___ TASK INPUT ___
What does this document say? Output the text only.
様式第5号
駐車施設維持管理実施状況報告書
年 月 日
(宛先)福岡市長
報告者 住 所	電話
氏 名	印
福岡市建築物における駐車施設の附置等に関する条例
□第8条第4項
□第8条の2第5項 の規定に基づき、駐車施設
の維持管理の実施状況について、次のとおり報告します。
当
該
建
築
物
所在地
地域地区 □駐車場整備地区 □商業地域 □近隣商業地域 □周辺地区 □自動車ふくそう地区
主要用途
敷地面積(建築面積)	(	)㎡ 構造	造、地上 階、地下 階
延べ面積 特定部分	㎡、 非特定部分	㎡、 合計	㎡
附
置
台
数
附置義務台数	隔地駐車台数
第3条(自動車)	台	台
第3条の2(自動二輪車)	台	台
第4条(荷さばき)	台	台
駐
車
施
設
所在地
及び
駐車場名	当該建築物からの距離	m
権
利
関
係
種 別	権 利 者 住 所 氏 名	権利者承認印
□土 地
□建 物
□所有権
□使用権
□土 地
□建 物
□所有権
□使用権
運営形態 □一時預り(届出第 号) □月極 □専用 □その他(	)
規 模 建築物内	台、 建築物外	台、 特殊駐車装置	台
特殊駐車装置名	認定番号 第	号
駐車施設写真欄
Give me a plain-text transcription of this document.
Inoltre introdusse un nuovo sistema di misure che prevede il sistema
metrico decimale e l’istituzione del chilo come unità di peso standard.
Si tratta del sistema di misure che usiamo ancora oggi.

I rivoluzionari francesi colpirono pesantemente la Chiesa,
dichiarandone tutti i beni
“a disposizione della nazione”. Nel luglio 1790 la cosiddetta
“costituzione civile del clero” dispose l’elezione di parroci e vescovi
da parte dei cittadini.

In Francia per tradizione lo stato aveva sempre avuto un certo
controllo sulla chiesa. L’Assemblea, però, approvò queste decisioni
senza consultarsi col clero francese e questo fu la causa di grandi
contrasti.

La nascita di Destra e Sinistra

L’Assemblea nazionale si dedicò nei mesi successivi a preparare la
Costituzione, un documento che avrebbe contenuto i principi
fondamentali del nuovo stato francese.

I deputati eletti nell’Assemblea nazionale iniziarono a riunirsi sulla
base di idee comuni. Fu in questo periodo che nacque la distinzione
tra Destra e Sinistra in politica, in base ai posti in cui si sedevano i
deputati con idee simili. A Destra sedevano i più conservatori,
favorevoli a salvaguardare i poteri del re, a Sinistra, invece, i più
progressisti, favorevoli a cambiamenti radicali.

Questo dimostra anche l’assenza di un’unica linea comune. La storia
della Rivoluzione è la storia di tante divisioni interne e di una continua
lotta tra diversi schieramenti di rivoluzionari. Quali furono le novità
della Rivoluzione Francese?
___
**TO DO**
Write each line above out exactly.

**TASK SOLUTION**
What does this document say? Output the text only.
様式第5号
駐車施設維持管理実施状況報告書
年 月 日
(宛先)福岡市長
報告者 住 所	電話
氏 名	印
福岡市建築物における駐車施設の附置等に関する条例
□第8条第4項
□第8条の2第5項 の規定に基づき、駐車施設
の維持管理の実施状況について、次のとおり報告します。
当
該
建
築
物
所在地
地域地区 □駐車場整備地区 □商業地域 □近隣商業地域 □周辺地区 □自動車ふくそう地区
主要用途
敷地面積(建築面積)	(	)㎡ 構造	造、地上 階、地下 階
延べ面積 特定部分	㎡、 非特定部分	㎡、 合計	㎡
附
置
台
数
附置義務台数	隔地駐車台数
第3条(自動車)	台	台
第3条の2(自動二輪車)	台	台
第4条(荷さばき)	台	台
駐
車
施
設
所在地
及び
駐車場名	当該建築物からの距離	m
権
利
関
係
種 別	権 利 者 住 所 氏 名	権利者承認印
□土 地
□建 物
□所有権
□使用権
□土 地
□建 物
□所有権
□使用権
運営形態 □一時預り(届出第 号) □月極 □専用 □その他(	)
規 模 建築物内	台、 建築物外	台、 特殊駐車装置	台
特殊駐車装置名	認定番号 第	号
駐車施設写真欄
Give me a plain-text transcription of this document.
Inoltre introdusse un nuovo sistema di misure che prevede il sistema
metrico decimale e l’istituzione del chilo come unità di peso standard.
Si tratta del sistema di misure che usiamo ancora oggi.

I rivoluzionari francesi colpirono pesantemente la Chiesa,
dichiarandone tutti i beni
“a disposizione della nazione”. Nel luglio 1790 la cosiddetta
“costituzione civile del clero” dispose l’elezione di parroci e vescovi
da parte dei cittadini.

In Francia per tradizione lo stato aveva sempre avuto un certo
controllo sulla chiesa. L’Assemblea, però, approvò queste decisioni
senza consultarsi col clero francese e questo fu la causa di grandi
contrasti.

La nascita di Destra e Sinistra

L’Assemblea nazionale si dedicò nei mesi successivi a preparare la
Costituzione, un documento che avrebbe contenuto i principi
fondamentali del nuovo stato francese.

I deputati eletti nell’Assemblea nazionale iniziarono a riunirsi sulla
base di idee comuni. Fu in questo periodo che nacque la distinzione
tra Destra e Sinistra in politica, in base ai posti in cui si sedevano i
deputati con idee simili. A Destra sedevano i più conservatori,
favorevoli a salvaguardare i poteri del re, a Sinistra, invece, i più
progressisti, favorevoli a cambiamenti radicali.

Questo dimostra anche l’assenza di un’unica linea comune. La storia
della Rivoluzione è la storia di tante divisioni interne e di una continua
lotta tra diversi schieramenti di rivoluzionari. Quali furono le novità
della Rivoluzione Francese?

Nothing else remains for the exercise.